▶ Entries taken from a collection:

####################

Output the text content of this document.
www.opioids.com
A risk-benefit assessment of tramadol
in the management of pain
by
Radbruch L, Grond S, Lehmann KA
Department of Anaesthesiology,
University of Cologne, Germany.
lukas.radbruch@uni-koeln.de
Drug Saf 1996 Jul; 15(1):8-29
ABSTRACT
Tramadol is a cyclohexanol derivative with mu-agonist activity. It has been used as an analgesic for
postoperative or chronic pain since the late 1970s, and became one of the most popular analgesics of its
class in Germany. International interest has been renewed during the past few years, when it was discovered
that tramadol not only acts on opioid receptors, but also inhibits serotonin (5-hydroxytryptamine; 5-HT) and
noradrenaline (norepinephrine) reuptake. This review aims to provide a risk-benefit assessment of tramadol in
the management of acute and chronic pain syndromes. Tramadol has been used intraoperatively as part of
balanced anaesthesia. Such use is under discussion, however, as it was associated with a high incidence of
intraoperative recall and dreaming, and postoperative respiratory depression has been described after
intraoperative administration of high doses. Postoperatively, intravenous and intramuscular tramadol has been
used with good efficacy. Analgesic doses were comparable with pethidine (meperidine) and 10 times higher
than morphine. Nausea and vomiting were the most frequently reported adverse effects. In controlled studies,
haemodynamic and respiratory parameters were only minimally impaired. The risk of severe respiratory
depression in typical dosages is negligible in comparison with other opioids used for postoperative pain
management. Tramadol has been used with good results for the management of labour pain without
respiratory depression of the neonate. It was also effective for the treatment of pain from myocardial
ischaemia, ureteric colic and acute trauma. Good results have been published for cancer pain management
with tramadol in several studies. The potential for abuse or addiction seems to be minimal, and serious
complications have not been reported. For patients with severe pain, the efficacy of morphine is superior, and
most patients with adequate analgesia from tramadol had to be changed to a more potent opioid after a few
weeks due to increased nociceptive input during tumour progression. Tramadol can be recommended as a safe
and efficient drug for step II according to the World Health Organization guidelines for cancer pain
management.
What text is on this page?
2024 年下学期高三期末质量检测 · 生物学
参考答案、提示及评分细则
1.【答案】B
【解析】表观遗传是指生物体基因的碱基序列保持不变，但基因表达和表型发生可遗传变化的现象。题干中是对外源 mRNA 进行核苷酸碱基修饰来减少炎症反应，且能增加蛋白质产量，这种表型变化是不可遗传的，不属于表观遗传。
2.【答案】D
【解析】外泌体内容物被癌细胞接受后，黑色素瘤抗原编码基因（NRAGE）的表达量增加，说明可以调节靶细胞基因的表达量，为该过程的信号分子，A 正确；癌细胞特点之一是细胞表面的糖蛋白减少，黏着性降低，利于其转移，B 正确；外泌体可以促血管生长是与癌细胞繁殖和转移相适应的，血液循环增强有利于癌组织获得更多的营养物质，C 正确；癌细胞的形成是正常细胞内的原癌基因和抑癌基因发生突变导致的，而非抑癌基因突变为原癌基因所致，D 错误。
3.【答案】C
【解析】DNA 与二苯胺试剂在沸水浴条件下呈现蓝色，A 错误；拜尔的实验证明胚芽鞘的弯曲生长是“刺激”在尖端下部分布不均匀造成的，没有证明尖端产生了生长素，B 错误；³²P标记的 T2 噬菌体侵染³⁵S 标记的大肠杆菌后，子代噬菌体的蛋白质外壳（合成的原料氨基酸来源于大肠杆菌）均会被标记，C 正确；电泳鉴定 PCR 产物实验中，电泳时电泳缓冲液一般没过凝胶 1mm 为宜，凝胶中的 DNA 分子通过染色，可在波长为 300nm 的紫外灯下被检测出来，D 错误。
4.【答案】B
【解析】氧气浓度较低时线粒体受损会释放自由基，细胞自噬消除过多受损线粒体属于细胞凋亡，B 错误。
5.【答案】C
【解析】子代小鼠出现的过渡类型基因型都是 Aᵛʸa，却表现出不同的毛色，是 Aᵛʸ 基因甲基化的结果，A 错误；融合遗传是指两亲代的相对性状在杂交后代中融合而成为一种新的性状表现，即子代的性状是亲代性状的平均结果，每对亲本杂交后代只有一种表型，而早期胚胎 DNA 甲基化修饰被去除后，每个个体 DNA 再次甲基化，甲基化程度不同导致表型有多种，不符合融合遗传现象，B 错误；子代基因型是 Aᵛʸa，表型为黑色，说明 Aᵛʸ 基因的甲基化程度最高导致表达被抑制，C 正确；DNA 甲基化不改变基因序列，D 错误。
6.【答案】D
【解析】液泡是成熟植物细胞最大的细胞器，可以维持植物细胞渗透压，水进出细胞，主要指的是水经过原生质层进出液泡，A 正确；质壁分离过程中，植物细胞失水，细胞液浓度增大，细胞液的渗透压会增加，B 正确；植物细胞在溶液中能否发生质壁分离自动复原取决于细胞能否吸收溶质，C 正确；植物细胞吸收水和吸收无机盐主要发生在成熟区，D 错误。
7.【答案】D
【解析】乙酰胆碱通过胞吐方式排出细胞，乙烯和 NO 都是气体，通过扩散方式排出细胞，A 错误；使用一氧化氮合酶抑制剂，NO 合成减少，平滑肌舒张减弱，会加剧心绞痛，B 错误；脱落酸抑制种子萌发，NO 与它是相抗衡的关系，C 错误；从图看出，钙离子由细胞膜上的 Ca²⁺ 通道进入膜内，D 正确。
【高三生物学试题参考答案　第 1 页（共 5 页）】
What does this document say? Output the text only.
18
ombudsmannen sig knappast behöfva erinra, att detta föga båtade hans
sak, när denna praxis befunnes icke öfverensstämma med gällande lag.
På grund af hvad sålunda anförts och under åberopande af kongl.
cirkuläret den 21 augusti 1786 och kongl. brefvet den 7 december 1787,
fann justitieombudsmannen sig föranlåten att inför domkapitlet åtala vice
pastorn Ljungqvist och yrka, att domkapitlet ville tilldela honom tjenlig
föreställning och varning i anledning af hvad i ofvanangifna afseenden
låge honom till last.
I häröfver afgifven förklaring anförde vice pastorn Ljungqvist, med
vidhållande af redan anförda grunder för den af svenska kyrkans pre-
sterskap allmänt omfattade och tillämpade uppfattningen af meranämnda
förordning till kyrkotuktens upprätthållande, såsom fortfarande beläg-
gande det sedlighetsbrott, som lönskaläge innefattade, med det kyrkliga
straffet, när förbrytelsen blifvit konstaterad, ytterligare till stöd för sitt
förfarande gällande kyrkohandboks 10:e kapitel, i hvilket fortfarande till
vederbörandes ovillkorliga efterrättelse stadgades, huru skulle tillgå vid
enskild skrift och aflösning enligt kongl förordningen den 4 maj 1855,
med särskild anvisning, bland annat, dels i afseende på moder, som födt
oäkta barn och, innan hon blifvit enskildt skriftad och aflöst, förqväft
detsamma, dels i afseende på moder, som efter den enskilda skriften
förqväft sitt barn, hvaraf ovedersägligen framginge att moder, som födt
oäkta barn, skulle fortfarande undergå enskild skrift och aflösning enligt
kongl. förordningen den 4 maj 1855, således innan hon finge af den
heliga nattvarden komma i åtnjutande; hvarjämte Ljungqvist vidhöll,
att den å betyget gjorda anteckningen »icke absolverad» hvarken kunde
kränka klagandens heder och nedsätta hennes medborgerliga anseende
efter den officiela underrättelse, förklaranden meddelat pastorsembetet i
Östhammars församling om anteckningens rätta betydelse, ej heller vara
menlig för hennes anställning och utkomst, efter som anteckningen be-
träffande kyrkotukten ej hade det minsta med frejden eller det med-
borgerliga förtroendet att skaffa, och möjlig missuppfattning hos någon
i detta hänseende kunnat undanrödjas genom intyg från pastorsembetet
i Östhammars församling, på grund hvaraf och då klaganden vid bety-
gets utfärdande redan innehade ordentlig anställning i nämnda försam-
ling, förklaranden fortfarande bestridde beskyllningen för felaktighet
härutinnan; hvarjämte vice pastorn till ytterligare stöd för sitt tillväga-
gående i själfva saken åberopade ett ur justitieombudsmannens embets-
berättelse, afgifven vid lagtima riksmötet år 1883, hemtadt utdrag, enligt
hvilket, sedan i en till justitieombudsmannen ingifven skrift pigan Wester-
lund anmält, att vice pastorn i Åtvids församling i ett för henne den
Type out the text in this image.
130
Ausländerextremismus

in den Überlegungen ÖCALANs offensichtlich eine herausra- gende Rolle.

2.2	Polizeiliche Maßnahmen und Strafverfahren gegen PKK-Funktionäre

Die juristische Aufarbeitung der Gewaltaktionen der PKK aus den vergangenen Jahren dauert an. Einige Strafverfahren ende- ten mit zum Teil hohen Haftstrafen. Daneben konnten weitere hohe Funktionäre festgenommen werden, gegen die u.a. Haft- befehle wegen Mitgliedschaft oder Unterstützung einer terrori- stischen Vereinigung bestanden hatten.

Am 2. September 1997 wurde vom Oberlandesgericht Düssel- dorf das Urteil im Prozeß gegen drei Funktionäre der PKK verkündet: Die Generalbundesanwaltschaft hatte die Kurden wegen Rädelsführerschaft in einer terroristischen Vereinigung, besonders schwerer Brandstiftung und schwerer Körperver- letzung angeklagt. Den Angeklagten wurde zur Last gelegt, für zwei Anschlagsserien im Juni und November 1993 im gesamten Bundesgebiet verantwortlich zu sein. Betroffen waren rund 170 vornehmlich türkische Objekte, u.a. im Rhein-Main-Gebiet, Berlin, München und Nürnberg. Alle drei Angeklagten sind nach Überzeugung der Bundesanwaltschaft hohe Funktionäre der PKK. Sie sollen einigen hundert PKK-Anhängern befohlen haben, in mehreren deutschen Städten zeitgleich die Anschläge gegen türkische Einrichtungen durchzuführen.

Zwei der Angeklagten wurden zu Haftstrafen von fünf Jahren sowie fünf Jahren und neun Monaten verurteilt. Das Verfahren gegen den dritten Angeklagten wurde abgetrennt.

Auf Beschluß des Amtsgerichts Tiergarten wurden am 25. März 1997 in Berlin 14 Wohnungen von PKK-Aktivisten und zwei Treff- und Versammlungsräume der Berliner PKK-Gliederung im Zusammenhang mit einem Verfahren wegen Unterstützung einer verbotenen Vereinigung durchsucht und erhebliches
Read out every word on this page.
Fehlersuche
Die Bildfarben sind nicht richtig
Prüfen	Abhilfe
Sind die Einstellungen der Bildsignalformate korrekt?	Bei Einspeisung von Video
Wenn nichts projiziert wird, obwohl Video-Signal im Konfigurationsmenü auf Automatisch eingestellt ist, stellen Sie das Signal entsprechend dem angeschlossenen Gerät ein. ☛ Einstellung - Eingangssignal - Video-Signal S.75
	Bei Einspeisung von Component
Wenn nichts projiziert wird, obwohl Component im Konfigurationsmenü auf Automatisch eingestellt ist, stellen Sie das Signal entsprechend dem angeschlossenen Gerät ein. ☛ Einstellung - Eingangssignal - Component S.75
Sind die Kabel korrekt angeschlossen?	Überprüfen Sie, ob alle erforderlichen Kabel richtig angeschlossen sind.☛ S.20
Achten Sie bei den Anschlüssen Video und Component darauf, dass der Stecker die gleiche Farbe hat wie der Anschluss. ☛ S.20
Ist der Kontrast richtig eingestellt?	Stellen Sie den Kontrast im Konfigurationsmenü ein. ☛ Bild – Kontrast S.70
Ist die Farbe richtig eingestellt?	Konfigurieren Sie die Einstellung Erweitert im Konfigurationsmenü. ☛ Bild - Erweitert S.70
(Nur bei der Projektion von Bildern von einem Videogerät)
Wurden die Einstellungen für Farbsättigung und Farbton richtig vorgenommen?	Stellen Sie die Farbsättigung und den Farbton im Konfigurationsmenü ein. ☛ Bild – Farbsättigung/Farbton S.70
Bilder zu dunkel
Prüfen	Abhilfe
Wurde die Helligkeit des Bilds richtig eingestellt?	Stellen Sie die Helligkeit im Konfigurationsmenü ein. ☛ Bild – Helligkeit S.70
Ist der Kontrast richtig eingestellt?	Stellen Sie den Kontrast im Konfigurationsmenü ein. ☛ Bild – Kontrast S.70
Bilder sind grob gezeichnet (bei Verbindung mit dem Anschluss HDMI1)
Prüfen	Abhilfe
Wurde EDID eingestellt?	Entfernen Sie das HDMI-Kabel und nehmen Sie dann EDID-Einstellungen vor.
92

####################

▶ PROBLEM TO WORK ON:
Wherever the string "födt" is found in the entries, copy the line it sits in.

▶ EXERCISE OUTPUT:
med särskild anvisning, bland annat, dels i afseende på moder, som födt
förqväft sitt barn, hvaraf ovedersägligen framginge att moder, som födt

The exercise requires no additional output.